• EXERCISE
Return the exact lines spanning from the line with "Output a JSON" through the last line of the entries, boundaries included, and no others.

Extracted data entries
==============================
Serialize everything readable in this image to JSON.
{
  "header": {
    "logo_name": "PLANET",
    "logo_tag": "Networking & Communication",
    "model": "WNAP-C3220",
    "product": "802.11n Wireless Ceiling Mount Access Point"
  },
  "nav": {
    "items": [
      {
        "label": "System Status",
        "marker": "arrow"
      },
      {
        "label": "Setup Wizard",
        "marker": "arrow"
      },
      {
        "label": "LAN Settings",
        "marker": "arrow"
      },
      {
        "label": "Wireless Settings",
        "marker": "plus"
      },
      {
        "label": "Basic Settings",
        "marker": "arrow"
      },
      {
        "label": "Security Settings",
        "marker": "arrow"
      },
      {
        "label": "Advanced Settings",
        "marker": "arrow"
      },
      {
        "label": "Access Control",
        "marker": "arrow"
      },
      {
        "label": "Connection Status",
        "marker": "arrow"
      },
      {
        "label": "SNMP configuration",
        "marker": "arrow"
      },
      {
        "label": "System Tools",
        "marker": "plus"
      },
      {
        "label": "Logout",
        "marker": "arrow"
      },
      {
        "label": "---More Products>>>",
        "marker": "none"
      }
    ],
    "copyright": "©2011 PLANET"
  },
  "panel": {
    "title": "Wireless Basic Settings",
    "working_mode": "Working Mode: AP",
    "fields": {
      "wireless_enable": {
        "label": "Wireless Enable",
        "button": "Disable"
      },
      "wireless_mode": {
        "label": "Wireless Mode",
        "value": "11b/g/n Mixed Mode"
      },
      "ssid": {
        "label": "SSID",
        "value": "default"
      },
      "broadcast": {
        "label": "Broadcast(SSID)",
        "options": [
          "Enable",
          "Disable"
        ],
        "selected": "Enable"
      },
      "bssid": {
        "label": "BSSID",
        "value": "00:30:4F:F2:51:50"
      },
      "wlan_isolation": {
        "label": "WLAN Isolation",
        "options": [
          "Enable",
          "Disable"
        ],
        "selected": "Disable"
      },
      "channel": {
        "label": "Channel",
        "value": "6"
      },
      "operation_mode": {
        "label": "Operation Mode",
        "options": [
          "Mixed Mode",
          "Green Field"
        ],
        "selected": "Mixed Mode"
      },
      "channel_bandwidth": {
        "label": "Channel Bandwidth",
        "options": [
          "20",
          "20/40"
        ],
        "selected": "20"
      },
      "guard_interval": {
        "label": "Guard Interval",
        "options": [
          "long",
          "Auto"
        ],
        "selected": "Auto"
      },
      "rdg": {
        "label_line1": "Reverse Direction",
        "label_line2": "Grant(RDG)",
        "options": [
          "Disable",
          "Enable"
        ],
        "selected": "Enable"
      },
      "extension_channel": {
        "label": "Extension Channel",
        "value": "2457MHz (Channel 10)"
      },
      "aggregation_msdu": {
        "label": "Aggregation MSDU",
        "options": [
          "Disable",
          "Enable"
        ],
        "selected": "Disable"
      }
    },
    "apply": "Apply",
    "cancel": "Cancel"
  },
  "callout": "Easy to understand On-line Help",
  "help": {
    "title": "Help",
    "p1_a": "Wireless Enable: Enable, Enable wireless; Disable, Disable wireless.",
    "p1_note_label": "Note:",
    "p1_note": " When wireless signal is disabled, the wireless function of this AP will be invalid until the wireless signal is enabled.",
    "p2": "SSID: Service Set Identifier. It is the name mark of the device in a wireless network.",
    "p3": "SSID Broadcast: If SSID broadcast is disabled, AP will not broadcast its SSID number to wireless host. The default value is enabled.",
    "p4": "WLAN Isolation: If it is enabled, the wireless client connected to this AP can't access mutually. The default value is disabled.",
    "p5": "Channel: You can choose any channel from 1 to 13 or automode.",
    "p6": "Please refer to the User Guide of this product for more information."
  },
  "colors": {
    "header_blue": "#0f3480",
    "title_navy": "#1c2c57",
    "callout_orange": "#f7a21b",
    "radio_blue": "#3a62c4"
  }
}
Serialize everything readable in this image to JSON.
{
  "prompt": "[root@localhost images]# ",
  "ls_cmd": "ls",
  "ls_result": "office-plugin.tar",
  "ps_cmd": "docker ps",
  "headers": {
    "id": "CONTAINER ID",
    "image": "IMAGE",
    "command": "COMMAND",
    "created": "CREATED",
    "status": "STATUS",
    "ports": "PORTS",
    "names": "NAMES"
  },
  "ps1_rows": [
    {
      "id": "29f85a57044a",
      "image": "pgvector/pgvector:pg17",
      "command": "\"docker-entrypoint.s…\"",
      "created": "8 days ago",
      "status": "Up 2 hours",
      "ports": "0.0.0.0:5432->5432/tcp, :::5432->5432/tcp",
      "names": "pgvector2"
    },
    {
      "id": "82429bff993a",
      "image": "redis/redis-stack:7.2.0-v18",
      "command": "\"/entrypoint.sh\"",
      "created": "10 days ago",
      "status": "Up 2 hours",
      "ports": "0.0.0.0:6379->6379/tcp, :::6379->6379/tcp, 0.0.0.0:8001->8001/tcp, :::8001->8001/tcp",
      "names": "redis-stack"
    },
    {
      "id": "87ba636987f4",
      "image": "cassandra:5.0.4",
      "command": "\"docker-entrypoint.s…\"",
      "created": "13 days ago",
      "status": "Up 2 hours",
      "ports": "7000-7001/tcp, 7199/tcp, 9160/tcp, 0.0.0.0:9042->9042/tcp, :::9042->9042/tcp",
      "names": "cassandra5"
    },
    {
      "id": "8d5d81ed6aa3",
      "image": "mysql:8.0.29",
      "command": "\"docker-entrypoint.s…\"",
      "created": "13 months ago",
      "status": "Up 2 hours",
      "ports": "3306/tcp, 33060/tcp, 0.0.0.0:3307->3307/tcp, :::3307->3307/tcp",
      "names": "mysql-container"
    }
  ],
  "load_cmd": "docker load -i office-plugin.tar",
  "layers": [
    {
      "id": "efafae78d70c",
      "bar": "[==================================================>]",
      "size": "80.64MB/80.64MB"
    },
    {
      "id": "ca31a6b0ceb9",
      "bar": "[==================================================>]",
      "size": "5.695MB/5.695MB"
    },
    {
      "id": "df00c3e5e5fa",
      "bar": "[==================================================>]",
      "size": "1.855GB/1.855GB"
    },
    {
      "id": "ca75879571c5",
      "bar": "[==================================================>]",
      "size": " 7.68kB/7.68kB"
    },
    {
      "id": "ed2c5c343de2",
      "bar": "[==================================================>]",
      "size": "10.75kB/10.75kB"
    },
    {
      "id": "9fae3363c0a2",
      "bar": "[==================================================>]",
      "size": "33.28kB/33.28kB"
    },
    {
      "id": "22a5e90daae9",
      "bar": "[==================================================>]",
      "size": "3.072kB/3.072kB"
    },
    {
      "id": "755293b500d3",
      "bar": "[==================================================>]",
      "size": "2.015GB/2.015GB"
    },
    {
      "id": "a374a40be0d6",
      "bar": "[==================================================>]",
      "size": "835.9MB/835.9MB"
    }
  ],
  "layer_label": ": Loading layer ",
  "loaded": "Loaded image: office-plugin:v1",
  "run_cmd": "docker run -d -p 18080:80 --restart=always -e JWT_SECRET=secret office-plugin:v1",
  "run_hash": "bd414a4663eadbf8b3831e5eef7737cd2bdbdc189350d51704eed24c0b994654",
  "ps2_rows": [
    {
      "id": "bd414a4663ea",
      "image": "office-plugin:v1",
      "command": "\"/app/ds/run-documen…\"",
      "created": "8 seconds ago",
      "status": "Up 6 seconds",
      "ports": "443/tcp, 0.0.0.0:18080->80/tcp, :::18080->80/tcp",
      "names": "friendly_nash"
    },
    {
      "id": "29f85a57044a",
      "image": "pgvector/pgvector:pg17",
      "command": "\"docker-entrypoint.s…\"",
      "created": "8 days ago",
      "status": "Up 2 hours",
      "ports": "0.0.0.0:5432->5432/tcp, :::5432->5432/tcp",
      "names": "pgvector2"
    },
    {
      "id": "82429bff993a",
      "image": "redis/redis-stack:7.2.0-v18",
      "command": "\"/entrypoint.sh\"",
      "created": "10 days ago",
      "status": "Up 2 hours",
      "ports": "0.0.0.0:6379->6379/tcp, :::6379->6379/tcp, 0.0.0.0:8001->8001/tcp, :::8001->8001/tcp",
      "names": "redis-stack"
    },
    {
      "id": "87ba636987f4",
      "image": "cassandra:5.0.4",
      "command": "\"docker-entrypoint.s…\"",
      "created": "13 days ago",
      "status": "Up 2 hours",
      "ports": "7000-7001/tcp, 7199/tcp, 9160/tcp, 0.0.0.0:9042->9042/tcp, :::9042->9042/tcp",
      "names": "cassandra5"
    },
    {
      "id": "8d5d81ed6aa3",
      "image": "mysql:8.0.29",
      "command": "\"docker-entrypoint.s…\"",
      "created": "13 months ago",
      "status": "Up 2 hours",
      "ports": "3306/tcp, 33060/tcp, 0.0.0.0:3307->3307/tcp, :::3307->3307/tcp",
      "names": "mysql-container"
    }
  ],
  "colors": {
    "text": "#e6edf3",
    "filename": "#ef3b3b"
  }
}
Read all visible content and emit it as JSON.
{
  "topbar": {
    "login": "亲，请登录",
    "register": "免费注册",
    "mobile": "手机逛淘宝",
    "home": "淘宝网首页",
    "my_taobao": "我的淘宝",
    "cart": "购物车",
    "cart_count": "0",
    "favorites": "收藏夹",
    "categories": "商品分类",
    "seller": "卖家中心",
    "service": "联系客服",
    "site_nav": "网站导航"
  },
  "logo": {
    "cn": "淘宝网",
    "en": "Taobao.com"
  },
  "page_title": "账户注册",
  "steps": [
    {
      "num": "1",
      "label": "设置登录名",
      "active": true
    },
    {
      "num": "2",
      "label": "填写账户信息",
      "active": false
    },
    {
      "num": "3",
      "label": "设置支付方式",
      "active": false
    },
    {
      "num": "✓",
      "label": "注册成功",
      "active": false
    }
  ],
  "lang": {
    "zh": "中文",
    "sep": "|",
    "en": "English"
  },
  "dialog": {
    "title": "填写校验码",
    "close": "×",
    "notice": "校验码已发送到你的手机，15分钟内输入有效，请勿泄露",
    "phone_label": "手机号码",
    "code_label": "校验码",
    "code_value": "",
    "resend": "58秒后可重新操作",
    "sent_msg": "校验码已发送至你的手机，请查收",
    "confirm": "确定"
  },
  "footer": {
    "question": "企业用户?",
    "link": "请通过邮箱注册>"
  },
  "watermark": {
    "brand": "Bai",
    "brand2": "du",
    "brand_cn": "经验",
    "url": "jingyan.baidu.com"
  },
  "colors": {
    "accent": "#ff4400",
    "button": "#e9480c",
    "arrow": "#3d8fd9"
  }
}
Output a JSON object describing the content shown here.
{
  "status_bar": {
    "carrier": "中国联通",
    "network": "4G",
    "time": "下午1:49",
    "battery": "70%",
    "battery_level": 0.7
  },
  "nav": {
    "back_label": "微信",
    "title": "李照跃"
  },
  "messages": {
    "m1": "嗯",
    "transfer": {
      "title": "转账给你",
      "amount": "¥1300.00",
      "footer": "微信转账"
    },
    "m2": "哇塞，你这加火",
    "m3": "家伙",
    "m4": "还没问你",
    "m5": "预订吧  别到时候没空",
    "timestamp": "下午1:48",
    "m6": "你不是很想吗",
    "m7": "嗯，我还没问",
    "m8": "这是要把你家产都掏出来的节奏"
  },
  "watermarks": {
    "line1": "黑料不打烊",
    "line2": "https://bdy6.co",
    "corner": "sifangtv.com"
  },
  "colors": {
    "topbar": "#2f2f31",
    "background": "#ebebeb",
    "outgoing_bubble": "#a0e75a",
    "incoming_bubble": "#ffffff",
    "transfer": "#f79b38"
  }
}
==============================
• FINISHED TASK
Output a JSON object describing the content shown here.
{
  "status_bar": {
    "carrier": "中国联通",
    "network": "4G",
    "time": "下午1:49",
    "battery": "70%",
    "battery_level": 0.7
  },
  "nav": {
    "back_label": "微信",
    "title": "李照跃"
  },
  "messages": {
    "m1": "嗯",
    "transfer": {
      "title": "转账给你",
      "amount": "¥1300.00",
      "footer": "微信转账"
    },
    "m2": "哇塞，你这加火",
    "m3": "家伙",
    "m4": "还没问你",
    "m5": "预订吧  别到时候没空",
    "timestamp": "下午1:48",
    "m6": "你不是很想吗",
    "m7": "嗯，我还没问",
    "m8": "这是要把你家产都掏出来的节奏"
  },
  "watermarks": {
    "line1": "黑料不打烊",
    "line2": "https://bdy6.co",
    "corner": "sifangtv.com"
  },
  "colors": {
    "topbar": "#2f2f31",
    "background": "#ebebeb",
    "outgoing_bubble": "#a0e75a",
    "incoming_bubble": "#ffffff",
    "transfer": "#f79b38"
  }
}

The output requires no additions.